Dataset items
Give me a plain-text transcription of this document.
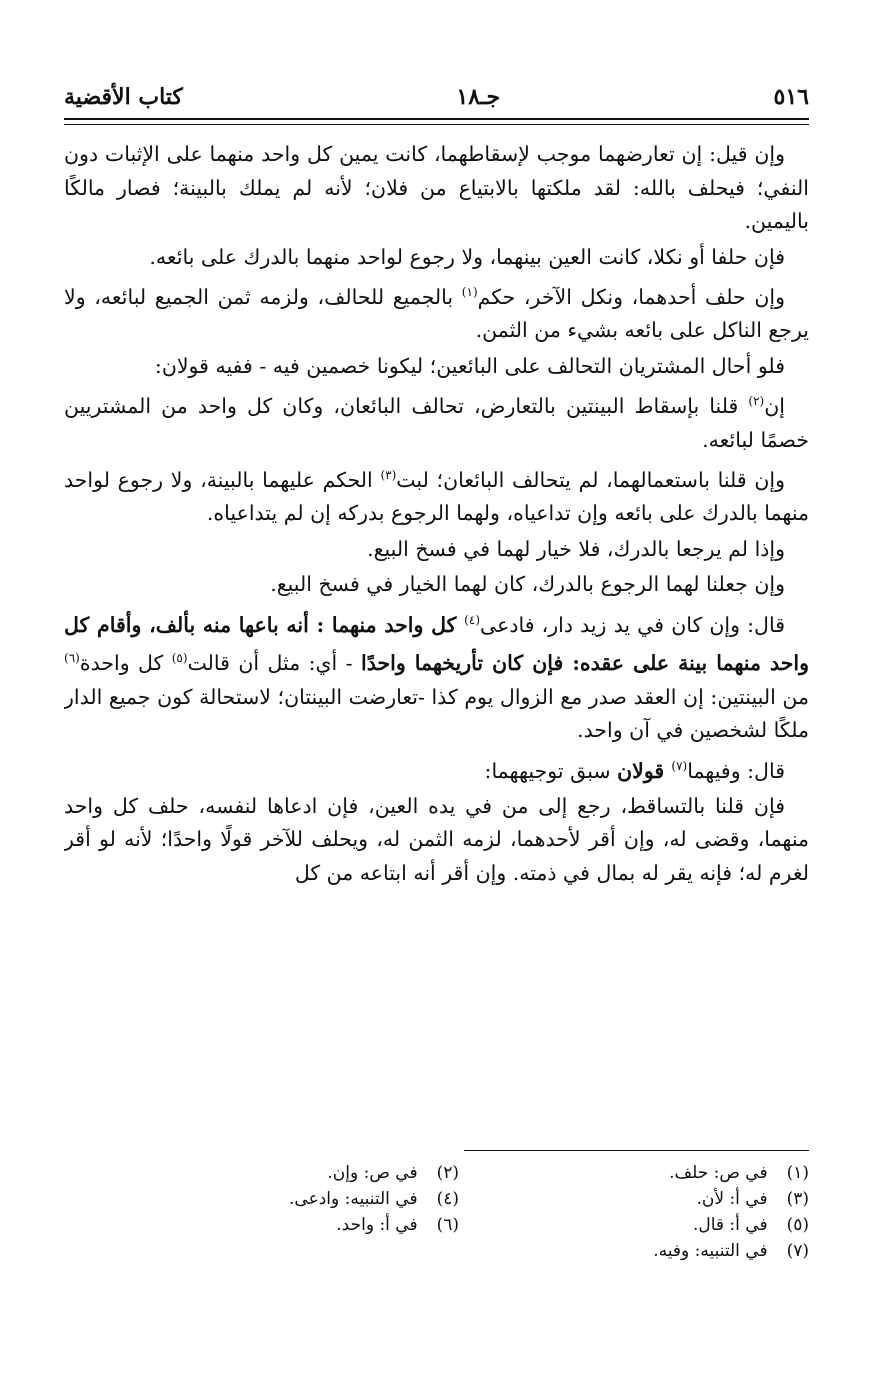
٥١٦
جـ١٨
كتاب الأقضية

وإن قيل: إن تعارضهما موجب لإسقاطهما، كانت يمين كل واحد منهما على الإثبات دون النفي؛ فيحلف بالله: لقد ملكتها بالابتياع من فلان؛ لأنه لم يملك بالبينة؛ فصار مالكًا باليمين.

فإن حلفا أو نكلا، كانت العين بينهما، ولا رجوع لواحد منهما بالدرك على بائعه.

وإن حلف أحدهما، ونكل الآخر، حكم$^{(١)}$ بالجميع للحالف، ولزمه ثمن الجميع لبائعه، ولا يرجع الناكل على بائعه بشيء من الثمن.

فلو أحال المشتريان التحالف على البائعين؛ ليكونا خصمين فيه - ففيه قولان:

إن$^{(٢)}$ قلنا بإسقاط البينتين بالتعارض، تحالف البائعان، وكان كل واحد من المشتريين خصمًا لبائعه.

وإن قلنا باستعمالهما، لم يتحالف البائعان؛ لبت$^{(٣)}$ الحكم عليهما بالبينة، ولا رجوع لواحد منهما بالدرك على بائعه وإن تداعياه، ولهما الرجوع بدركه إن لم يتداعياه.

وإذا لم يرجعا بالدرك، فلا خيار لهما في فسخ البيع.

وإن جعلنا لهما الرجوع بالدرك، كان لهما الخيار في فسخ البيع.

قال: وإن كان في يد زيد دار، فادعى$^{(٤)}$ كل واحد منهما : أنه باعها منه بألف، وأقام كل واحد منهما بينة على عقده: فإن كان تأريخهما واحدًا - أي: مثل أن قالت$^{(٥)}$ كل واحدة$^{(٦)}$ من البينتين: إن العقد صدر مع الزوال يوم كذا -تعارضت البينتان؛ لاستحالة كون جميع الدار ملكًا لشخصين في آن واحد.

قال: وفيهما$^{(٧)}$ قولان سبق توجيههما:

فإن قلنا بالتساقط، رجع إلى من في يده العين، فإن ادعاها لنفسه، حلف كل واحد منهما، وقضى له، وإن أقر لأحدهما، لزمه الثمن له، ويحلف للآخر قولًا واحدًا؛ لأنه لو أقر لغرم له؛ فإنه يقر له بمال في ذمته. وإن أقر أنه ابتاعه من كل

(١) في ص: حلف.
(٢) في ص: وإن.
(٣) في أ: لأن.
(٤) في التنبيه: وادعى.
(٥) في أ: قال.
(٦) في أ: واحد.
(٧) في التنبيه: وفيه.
==
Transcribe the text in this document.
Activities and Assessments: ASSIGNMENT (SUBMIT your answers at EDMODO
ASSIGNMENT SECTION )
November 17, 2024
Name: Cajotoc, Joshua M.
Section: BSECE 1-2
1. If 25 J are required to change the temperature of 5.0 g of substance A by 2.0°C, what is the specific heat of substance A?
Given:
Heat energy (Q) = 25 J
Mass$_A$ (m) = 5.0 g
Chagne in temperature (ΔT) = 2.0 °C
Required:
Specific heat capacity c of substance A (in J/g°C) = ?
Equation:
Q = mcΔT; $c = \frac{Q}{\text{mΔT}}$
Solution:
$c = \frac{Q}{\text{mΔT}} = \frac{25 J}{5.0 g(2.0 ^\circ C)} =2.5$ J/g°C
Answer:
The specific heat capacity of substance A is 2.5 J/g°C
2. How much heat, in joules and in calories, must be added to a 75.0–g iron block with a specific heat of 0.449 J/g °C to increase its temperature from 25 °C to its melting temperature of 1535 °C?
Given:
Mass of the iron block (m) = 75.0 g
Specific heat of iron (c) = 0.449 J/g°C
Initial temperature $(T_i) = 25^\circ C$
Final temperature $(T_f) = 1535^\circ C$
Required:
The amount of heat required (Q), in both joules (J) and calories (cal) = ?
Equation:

◆ **WRITTEN REQUEST**: Scan the listing above and identify each line holding the string "iron"; copy every such line.

◆ **RESULT FOR THIS EXERCISE**:
2. How much heat, in joules and in calories, must be added to a 75.0–g iron block with a specific heat of 0.449 J/g °C to increase its temperature from 25 °C to its melting temperature of 1535 °C?
Mass of the iron block (m) = 75.0 g
Specific heat of iron (c) = 0.449 J/g°C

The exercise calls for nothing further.